Task prompt
Format everything from the start of the records down to the line containing "label-nombre-proyecto: • Nombre" as a numbered list, skipping blank lines.

Annotated element listings:
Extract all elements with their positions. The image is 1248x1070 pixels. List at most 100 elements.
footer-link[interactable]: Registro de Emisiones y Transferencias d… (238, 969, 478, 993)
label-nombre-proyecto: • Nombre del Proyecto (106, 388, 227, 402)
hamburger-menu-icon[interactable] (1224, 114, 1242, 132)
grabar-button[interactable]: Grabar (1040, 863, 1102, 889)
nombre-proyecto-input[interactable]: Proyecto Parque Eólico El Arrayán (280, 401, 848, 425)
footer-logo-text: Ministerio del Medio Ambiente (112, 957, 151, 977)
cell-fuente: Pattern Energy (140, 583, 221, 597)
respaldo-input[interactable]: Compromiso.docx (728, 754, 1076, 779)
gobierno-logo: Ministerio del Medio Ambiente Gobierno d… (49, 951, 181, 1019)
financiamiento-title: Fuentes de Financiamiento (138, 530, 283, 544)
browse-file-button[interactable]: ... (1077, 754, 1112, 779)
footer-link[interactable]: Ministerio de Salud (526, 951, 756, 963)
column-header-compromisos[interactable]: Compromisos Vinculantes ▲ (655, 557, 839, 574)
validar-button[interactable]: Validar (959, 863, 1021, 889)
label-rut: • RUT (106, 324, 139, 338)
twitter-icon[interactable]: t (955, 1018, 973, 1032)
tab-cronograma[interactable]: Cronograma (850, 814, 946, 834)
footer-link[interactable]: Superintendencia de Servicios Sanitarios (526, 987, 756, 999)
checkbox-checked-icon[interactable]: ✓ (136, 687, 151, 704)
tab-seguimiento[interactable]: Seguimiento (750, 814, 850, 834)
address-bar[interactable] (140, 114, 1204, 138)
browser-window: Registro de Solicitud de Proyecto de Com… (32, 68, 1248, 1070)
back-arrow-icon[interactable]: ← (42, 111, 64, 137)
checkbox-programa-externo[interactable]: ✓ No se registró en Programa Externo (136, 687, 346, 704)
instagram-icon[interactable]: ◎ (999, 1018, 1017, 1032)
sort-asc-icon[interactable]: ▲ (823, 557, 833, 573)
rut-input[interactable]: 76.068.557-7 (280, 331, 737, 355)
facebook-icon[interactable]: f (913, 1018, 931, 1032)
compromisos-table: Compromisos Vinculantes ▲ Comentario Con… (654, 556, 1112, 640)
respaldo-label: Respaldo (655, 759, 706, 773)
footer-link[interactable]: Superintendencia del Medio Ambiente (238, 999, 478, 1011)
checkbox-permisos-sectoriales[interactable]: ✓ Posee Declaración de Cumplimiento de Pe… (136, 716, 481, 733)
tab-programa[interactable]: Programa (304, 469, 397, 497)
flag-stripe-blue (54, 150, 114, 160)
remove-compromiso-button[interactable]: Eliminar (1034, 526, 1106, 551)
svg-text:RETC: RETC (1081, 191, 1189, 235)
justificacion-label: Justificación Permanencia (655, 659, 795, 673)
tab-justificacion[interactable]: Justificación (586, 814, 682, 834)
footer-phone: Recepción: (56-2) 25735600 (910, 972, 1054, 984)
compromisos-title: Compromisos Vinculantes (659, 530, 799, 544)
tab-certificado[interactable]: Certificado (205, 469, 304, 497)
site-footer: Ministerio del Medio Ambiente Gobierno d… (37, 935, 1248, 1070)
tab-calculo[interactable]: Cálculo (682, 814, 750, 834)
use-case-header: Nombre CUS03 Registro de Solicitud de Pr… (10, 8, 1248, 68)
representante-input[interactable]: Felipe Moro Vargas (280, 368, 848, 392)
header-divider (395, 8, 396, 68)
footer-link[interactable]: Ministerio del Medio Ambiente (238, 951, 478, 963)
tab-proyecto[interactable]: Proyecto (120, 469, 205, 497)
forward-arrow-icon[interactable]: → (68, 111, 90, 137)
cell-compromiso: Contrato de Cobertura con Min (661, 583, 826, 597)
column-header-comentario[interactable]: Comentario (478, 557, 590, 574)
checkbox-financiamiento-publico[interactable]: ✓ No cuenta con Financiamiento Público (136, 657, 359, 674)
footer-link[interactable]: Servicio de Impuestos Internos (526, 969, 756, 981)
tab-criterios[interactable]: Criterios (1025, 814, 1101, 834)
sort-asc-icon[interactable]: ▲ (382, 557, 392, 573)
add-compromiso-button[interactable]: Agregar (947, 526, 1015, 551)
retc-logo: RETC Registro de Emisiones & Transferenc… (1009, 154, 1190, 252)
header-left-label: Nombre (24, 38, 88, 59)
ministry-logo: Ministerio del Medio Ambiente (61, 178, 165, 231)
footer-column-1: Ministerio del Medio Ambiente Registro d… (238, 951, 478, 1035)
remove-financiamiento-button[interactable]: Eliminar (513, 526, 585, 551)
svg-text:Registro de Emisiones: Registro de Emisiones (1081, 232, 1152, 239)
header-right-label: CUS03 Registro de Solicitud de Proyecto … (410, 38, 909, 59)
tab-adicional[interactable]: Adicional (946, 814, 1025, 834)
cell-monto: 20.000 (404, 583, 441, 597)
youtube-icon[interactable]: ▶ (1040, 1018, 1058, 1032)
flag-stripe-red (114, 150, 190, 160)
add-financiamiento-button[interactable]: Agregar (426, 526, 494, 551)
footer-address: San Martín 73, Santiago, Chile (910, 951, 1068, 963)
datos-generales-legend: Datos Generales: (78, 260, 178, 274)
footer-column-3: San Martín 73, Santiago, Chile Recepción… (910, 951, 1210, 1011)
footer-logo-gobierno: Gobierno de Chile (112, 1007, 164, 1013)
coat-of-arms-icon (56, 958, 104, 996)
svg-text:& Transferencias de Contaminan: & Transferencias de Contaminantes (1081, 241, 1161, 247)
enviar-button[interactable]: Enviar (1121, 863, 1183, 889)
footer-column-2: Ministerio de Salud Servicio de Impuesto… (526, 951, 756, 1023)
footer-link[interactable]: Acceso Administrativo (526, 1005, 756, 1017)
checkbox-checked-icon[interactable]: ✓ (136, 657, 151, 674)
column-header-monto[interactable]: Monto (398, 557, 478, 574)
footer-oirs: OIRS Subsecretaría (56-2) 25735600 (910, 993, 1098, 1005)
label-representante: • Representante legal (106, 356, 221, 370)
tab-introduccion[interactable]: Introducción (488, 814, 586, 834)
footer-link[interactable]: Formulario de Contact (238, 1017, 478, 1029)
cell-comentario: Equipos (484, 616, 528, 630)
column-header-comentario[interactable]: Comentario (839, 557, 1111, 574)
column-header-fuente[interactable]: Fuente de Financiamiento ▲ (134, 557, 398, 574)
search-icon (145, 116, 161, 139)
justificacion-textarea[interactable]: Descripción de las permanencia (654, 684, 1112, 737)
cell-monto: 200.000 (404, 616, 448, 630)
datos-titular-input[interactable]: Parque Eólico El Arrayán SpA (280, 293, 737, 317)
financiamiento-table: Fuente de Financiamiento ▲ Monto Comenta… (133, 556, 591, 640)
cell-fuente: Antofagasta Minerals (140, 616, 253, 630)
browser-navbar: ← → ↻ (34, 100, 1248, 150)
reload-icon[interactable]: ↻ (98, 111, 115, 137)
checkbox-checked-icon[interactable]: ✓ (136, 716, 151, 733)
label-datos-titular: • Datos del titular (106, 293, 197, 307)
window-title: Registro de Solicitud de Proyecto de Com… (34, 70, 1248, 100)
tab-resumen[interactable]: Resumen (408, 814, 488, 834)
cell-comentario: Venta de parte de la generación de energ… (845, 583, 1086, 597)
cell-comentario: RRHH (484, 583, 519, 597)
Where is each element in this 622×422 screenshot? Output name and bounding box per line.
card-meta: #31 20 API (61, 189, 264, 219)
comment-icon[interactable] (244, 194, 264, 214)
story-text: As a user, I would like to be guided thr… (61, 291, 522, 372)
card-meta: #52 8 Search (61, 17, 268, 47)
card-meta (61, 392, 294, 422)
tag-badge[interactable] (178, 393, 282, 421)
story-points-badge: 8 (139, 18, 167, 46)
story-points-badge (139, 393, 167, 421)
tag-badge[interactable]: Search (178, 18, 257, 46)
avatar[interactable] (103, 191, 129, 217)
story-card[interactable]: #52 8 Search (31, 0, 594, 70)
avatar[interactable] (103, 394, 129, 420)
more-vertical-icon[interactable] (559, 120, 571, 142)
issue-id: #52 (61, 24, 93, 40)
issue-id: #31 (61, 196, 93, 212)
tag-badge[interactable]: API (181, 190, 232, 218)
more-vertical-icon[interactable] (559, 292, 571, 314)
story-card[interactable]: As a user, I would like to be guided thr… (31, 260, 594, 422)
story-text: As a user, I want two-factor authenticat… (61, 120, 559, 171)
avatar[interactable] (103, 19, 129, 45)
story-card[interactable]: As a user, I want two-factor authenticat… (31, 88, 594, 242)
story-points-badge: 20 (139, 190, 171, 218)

Finished exercise
1. Extract all elements with their positions. The image is 1248x1070 pixels. List at most 100 elements.
2. footer-link[interactable]: Registro de Emisiones y Transferencias d… (238, 969, 478, 993)
3. label-nombre-proyecto: • Nombre del Proyecto (106, 388, 227, 402)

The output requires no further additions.